[Part of a data file]
..............................

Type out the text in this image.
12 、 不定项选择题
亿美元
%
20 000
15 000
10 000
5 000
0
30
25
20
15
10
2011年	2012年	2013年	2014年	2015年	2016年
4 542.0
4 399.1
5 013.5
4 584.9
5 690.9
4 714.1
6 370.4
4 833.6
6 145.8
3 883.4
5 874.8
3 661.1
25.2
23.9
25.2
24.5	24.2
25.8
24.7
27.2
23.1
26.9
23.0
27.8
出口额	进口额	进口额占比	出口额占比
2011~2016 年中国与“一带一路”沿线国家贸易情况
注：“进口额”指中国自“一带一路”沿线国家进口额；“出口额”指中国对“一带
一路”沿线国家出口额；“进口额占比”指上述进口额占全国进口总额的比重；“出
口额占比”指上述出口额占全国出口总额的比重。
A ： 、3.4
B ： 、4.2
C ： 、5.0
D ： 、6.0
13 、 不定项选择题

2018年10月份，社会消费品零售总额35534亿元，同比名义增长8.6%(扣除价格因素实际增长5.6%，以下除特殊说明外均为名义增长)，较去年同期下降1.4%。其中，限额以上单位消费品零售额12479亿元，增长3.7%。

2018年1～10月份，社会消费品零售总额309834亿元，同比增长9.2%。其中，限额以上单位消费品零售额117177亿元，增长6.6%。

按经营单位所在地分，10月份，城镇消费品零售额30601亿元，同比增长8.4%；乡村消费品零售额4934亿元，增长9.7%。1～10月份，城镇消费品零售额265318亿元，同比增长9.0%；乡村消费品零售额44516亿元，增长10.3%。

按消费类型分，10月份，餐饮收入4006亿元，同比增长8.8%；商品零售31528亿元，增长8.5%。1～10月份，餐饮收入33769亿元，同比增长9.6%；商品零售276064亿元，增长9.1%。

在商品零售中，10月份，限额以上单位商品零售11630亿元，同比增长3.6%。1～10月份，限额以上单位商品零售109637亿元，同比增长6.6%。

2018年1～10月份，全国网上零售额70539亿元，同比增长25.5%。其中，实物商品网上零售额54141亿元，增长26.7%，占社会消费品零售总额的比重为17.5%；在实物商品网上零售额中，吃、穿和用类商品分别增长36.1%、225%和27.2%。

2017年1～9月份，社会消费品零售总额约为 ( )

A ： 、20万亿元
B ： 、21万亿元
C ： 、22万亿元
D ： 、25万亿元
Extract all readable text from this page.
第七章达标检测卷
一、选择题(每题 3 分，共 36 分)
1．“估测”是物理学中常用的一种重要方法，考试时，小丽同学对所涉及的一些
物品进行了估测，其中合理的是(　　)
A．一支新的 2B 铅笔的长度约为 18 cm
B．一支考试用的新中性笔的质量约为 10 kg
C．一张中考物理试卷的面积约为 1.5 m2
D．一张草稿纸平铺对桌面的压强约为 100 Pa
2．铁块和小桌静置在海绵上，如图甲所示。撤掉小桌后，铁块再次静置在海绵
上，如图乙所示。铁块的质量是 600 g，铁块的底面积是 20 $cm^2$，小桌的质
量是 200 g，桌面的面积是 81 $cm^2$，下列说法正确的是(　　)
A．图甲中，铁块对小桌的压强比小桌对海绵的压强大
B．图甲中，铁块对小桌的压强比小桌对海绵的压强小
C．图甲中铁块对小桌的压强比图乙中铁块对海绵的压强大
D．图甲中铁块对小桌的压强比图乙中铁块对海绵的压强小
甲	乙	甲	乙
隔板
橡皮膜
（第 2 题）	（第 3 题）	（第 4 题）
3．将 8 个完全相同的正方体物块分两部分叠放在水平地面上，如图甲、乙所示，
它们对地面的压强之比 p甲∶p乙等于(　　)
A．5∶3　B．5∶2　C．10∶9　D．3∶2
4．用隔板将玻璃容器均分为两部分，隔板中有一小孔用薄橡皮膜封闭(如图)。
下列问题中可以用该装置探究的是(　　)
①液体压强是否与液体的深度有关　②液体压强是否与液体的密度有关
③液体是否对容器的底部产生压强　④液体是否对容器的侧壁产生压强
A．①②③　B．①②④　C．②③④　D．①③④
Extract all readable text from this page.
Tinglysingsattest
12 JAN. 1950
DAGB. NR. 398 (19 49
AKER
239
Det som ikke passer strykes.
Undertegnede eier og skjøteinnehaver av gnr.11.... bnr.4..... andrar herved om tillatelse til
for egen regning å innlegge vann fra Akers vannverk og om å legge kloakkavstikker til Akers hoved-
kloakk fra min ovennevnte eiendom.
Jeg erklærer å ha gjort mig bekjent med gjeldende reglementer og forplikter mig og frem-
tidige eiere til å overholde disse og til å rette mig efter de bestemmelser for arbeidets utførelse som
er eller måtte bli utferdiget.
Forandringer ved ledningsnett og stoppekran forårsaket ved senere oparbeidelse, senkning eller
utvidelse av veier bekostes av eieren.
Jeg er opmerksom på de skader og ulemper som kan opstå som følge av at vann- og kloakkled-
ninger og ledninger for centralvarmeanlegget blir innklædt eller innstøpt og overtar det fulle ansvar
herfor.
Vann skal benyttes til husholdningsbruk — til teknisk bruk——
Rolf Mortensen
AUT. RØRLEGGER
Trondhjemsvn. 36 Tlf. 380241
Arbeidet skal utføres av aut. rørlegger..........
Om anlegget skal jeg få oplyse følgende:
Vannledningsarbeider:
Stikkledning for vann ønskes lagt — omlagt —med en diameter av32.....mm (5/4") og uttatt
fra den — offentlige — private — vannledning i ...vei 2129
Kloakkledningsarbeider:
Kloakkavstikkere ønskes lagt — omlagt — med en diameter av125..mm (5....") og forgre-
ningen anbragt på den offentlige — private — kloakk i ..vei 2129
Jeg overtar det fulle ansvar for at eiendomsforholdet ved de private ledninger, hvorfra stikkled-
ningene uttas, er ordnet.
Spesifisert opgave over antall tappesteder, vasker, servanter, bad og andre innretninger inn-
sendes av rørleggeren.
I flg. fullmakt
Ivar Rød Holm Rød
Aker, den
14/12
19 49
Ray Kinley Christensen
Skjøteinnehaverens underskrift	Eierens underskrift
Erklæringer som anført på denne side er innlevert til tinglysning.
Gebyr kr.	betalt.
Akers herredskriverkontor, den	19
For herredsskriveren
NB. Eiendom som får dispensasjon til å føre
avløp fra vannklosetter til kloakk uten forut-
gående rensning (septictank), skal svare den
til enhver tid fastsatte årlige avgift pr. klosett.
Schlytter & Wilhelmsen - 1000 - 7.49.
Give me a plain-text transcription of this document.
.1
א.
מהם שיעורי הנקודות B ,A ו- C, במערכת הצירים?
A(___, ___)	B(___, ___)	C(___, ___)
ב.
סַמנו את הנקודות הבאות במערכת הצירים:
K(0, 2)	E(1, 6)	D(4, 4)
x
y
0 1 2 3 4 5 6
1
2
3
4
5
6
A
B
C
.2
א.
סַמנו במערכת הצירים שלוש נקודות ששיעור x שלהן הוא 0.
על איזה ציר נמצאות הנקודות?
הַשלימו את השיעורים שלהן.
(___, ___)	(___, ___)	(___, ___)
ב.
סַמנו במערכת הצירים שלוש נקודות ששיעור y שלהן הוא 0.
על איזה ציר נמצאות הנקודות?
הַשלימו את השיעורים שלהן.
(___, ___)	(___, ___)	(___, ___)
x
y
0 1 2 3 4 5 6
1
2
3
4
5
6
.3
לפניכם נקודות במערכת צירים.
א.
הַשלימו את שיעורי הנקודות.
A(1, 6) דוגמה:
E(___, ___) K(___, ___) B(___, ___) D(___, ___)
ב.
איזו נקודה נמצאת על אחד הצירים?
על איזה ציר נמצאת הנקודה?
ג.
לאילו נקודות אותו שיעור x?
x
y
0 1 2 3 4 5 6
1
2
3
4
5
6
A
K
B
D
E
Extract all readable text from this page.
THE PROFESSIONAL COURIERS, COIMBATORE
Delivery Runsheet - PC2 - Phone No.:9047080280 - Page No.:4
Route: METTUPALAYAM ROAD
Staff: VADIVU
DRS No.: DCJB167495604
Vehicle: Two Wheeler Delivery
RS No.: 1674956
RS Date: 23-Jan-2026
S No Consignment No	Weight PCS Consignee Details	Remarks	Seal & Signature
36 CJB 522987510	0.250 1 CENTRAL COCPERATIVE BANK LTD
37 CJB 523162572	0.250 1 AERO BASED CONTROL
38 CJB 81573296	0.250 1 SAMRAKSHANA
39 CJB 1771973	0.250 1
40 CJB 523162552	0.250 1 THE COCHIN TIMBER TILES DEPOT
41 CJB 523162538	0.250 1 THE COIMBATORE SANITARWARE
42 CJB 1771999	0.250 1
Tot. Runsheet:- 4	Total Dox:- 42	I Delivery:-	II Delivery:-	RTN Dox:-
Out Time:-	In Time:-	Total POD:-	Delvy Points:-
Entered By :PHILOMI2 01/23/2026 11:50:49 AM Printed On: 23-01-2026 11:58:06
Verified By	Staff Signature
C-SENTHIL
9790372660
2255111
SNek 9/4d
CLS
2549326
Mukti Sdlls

..............................

§ Exercise aim
Filter the data, keeping only the lines that contain "Delivery".

§ Solution below
Delivery Runsheet - PC2 - Phone No.:9047080280 - Page No.:4
Vehicle: Two Wheeler Delivery
Tot. Runsheet:- 4	Total Dox:- 42	I Delivery:-	II Delivery:-	RTN Dox:-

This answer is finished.